== DATASET ENTRIES
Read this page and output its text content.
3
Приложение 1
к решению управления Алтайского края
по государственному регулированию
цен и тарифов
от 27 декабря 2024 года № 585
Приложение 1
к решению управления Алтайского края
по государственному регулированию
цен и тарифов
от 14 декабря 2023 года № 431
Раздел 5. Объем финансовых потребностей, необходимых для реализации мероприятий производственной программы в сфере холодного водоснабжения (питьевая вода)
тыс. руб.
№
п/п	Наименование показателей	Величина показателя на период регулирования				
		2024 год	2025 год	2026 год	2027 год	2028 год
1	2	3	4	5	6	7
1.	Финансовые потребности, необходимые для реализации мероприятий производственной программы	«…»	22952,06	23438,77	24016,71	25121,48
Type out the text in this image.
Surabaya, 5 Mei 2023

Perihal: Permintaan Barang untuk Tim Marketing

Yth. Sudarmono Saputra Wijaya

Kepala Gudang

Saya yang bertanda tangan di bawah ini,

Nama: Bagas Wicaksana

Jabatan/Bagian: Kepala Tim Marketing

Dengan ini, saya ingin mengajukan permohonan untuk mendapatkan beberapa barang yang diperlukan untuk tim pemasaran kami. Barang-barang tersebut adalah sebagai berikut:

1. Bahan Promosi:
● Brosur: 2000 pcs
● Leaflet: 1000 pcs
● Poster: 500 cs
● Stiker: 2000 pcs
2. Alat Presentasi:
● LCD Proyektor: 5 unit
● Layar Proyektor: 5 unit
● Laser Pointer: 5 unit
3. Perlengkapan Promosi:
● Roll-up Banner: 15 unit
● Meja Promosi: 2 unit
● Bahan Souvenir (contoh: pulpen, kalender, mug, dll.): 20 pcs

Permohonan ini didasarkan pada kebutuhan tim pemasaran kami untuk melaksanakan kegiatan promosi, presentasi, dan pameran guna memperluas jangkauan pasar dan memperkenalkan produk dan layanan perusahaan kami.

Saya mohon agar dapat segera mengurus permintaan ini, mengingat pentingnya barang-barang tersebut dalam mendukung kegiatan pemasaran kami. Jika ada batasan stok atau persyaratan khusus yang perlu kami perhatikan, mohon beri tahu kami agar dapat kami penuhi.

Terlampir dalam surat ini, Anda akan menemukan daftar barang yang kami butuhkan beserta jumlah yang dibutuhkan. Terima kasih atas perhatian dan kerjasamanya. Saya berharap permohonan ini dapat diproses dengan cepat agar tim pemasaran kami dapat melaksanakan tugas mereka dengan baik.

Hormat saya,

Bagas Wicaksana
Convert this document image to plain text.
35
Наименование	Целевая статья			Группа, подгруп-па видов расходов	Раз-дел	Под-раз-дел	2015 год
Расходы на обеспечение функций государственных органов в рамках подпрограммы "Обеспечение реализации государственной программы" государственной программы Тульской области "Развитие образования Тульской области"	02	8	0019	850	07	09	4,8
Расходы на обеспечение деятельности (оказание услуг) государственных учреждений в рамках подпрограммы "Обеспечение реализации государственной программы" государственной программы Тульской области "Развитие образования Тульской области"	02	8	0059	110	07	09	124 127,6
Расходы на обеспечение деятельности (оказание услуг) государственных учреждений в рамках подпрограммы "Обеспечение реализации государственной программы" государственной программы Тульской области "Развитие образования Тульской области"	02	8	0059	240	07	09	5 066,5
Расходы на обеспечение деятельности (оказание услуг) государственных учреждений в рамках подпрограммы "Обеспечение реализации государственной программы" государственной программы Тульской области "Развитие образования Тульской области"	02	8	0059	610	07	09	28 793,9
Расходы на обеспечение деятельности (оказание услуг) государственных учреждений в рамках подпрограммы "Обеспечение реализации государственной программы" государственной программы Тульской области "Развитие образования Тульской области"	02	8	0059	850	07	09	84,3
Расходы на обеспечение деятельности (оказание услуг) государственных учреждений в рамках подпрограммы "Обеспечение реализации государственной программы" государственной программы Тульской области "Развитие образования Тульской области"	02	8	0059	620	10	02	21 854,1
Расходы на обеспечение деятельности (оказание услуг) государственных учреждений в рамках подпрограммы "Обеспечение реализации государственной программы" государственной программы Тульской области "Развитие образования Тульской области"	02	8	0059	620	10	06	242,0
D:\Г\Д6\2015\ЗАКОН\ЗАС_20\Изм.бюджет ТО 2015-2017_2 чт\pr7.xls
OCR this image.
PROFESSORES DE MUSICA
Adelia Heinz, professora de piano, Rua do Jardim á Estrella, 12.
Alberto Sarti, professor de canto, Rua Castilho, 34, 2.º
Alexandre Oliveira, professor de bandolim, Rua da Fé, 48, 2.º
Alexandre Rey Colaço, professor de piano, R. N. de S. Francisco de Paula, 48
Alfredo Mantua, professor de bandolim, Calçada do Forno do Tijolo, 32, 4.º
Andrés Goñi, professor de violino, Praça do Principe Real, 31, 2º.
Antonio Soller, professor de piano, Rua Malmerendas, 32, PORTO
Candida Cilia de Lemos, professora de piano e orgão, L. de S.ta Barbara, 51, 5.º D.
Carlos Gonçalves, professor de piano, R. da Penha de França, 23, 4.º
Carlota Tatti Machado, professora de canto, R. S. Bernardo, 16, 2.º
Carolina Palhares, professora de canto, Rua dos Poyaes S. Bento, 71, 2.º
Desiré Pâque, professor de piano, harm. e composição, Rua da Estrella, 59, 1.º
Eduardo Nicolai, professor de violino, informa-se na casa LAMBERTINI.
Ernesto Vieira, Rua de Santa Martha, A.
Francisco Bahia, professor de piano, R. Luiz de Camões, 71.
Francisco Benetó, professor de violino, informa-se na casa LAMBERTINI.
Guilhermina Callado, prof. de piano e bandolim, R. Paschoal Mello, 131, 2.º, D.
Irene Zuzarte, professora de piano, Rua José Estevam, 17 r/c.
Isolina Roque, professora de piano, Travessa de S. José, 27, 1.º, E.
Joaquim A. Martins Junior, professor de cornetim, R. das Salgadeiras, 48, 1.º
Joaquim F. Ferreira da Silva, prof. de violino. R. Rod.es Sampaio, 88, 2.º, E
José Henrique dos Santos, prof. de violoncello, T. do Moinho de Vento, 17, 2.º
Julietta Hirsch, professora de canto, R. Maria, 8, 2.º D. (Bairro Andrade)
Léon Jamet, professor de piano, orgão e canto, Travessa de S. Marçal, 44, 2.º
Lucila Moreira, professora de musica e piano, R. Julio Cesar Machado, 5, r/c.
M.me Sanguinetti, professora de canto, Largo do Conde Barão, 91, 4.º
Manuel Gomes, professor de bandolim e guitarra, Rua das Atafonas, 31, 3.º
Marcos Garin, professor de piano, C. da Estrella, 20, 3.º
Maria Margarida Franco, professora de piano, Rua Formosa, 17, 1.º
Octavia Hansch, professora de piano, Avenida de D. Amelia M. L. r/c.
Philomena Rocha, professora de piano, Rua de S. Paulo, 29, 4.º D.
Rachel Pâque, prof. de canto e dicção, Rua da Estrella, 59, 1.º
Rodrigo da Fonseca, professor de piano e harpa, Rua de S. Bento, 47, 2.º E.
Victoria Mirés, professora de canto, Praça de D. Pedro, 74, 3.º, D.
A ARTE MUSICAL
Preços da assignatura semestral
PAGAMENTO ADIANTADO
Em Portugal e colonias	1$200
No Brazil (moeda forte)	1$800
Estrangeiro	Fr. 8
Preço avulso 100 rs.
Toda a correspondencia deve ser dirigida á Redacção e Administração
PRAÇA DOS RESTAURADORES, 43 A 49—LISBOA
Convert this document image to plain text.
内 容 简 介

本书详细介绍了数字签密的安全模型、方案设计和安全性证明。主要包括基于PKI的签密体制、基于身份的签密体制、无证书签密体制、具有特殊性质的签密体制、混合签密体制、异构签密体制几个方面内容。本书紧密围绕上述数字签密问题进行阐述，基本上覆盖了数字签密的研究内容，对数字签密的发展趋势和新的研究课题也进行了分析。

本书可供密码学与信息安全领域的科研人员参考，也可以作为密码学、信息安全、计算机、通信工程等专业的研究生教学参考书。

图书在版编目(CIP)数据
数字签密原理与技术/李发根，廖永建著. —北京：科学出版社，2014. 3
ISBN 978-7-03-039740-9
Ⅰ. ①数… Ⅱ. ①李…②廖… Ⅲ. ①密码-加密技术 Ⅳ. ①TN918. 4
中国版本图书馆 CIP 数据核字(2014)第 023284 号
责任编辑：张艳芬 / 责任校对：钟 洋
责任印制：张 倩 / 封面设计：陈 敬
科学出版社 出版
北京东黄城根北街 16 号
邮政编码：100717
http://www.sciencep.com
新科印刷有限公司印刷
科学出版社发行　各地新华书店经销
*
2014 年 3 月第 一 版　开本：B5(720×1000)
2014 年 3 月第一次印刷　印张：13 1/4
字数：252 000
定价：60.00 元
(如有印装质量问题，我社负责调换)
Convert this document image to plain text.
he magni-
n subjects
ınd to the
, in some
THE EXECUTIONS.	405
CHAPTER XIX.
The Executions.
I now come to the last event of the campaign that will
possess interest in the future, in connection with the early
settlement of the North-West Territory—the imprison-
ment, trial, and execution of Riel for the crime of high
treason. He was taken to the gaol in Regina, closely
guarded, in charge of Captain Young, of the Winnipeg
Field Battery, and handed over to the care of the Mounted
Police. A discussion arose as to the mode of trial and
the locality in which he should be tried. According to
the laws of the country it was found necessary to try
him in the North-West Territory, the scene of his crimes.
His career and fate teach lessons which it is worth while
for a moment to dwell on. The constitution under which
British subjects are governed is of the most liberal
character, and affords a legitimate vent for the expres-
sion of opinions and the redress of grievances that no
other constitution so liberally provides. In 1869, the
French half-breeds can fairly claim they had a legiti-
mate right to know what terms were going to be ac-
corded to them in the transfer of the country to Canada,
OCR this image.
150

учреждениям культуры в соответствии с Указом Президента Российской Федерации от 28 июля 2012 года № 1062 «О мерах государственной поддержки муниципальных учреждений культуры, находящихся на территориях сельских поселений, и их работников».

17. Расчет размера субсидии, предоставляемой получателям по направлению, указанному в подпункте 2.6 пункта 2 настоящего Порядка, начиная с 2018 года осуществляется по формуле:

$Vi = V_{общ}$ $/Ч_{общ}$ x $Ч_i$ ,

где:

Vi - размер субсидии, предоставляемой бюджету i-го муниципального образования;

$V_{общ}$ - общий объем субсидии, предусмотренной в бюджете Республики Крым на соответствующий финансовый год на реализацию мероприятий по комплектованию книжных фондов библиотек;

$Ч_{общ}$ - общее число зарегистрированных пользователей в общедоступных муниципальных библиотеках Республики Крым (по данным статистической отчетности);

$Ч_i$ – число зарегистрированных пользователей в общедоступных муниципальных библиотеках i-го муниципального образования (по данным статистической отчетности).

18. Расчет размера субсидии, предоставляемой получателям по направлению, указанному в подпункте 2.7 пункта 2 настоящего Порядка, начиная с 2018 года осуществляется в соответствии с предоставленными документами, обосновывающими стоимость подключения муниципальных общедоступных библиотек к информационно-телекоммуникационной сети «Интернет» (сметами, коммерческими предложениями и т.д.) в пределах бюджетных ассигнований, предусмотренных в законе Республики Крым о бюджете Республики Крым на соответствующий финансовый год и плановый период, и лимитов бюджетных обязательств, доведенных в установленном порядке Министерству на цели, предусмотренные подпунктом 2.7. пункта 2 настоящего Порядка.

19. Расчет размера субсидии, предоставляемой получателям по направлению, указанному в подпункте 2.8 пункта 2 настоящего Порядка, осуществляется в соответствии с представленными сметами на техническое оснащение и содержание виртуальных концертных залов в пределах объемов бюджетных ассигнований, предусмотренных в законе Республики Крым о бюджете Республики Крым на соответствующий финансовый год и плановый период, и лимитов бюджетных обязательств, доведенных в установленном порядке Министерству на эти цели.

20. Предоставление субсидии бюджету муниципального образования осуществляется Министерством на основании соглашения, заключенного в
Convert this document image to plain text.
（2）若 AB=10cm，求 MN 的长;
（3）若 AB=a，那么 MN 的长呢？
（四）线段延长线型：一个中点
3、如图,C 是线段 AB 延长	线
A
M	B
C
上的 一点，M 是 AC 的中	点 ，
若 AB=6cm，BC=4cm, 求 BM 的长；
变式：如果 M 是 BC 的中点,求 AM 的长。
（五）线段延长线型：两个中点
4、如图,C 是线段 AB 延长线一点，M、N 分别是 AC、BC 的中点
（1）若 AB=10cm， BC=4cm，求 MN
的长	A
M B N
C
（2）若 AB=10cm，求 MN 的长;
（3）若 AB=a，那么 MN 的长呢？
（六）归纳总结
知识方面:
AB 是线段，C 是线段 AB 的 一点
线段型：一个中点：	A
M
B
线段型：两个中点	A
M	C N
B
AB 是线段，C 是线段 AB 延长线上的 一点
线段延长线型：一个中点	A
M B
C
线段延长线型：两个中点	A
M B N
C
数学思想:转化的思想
====
INSTRUCTION: Look for the word "Travessa" and return every line where it occurs.

EXPECTED ANSWER:
Isolina Roque, professora de piano, Travessa de S. José, 27, 1.º, E.
Léon Jamet, professor de piano, orgão e canto, Travessa de S. Marçal, 44, 2.º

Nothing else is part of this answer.